Work request: Extend the GROMACS testing notes below, picking up after their last sentence.
--- Extract provided Enclosed Below ---
In addition to src/testutils/, some of the module test directories may provide reusable test code that is used in higher-level tests. For example, the src/gromacs/analysisdata/tests/ provides test fixtures, a mock implementation for gmx::IAnalysisDataModule, and some helper classes that are also used in src/gromacs/trajectoryanalysis/tests/. These cases are handled using CMake object libraries that are linked to all the test binaries that need them.

Getting started with new tests

To start working with new tests, you should first read the Google Test documentation to get a basic understanding of the testing framework, and read the above description to understand how the tests are organized in GROMACS. It is not necessary to understand all the details, but an overall understanding helps to get started.

Writing a basic test is straightforward, and you can look at existing tests for examples. The existing tests have a varying level of complexity, so here are some pointers to find tests that use certain functionality:

  • src/gromacs/utility/tests/stringutil.cpp contains very simple tests for functions. These do not use any fancy functionality, only plain Google Test assertions. The only thing required for these tests is the TEST() macro and the block following it, plus headers required to make them compile.
  • The same file contains also simple tests using the reference framework to check line wrapping (the tests for gmx::TextLineWrapper). The test fixture for these tests is in src/testutils/stringtest.h/.cpp. The string test fixture also demonstrates how to add a custom command line option to the test binary to influence the test execution.
  • src/gromacs/selection/tests/ contains more complex use of the reference framework. This is the code the reference framework was originally written for. src/gromacs/selection/tests/selectioncollection.cpp is the main file to look at.
--- End of Enclosed Extract provided ---
--- Source data Enclosed Below ---
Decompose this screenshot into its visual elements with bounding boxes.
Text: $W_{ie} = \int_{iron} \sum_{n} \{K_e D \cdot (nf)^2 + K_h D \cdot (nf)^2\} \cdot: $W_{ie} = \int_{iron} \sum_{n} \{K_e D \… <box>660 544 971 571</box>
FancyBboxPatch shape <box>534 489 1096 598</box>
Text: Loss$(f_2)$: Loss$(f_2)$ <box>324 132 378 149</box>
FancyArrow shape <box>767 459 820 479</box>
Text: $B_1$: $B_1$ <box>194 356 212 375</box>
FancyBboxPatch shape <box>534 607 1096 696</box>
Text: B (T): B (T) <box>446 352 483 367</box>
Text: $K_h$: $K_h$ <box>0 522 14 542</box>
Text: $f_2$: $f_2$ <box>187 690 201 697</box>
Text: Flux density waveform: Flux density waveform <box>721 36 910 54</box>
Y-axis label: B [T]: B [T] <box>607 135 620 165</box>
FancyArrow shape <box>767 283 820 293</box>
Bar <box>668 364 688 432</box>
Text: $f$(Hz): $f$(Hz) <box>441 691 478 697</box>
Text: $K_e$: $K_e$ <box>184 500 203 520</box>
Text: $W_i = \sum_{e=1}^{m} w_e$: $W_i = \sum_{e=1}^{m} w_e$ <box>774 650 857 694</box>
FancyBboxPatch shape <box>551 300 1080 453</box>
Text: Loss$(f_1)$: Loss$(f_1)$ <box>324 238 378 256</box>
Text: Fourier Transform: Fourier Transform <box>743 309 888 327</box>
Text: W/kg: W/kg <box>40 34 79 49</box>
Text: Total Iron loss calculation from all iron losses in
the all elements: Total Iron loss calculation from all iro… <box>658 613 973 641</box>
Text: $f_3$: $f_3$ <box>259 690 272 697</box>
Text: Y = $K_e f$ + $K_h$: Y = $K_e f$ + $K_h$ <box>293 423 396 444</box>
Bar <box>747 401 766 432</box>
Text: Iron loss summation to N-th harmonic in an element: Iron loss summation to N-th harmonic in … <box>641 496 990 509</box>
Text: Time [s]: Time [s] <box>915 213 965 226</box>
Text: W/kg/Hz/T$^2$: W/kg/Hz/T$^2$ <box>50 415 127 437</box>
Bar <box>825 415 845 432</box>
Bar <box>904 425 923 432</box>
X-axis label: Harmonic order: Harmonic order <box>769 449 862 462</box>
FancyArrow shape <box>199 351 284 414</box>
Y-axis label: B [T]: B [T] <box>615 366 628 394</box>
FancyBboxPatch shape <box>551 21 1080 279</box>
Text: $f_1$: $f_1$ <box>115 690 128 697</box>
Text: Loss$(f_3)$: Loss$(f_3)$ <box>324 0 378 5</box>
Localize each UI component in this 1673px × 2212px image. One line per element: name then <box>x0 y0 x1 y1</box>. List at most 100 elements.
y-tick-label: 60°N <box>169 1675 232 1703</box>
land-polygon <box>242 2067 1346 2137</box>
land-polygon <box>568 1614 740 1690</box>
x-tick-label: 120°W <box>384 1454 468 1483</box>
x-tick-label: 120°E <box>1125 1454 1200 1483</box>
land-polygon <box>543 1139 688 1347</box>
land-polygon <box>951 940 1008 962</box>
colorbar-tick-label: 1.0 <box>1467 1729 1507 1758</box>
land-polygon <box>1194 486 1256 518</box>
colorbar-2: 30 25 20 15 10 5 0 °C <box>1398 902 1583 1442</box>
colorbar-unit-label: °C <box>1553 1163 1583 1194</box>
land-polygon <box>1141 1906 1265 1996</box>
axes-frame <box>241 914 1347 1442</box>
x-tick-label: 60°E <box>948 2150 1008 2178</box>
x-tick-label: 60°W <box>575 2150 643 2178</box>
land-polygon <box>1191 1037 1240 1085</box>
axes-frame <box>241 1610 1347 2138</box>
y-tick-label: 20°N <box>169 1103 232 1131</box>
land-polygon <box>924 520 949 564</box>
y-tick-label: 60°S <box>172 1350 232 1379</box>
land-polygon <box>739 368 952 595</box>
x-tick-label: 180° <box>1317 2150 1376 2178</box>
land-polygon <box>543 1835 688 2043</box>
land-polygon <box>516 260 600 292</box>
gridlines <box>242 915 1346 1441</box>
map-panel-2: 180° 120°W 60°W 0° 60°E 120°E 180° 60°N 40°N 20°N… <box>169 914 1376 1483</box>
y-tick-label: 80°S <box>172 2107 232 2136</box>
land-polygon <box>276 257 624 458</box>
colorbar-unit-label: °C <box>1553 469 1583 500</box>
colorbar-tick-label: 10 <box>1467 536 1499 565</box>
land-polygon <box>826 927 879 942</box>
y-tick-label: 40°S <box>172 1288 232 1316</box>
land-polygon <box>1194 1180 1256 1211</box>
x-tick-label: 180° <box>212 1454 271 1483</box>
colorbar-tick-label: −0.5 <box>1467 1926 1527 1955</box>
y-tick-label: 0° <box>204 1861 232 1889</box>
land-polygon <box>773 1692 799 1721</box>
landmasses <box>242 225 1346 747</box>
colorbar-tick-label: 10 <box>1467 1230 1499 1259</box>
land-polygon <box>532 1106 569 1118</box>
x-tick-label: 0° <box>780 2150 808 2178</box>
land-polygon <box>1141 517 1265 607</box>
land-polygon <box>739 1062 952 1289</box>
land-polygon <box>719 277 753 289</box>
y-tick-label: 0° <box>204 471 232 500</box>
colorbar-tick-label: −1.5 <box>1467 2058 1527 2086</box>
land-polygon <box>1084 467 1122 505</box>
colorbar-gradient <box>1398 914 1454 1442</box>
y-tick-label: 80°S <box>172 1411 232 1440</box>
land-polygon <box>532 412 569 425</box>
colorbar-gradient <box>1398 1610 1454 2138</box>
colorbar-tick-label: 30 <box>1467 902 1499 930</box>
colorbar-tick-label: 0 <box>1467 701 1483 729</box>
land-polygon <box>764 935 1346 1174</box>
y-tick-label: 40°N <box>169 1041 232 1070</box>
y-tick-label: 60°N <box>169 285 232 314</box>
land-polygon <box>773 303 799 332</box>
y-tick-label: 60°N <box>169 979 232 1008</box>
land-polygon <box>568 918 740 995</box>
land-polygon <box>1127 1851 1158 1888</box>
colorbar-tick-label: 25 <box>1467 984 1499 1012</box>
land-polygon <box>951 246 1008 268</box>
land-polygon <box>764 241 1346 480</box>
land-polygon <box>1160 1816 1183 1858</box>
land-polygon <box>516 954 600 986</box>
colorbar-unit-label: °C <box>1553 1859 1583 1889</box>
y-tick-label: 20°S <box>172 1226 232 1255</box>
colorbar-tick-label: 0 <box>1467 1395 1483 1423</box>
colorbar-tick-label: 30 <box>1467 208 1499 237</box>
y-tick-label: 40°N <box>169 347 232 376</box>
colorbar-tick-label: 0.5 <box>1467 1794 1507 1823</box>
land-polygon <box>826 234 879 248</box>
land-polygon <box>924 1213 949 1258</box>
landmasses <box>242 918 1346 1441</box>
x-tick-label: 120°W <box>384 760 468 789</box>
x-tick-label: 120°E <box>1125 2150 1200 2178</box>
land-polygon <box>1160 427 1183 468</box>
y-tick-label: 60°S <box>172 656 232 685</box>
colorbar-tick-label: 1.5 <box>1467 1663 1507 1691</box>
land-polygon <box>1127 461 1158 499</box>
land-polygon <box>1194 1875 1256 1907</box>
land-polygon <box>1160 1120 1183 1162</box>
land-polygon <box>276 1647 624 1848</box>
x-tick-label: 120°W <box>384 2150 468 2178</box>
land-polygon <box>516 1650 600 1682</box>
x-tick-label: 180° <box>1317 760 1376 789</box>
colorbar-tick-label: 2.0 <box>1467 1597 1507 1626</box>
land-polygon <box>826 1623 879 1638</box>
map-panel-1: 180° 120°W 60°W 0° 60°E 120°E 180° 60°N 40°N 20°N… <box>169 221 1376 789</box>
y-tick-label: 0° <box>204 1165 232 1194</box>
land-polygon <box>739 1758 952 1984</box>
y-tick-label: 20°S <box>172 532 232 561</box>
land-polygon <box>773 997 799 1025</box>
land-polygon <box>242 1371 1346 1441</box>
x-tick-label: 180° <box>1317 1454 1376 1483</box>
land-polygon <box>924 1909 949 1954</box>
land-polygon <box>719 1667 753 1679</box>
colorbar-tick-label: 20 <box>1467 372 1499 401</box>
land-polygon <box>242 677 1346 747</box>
--- End of Enclosed Source data ---
Response to the task:
  • For more complex tests that do not use the reference framework, but instead do more complex verification in code, you can look at src/gromacs/selection/tests/nbsearch.cpp.
  • For complex tests with mock-up classes and the reference framework, you can look at src/gromacs/analysisdata/tests/.

Here are some things to keep in mind when working with the unit tests:

  • Try to keep the execution time for the tests as short as possible, while covering the most important paths in the code under test. Generally, tests should take seconds instead of minutes to run, so that no one needs to hesitate before running the tests after they have done some changes. Long-running tests should go somewhere else than in the unit test set. Note that Jenkins runs many of the tests under Valgrind, so heavy tests are going to slow down also that part of the verification.
  • Try to produce useful messages when a test assertion fails. The assertion message should tell what went wrong, with no need to run the test itself under a debugger (e.g., if the assertion is within a loop, and the loop index is relevant for understanding why the assertion fails, it should be included in the message). Even better if even a user can understand what goes wrong, but the main audience for the messages is the developer who caused the test to fail.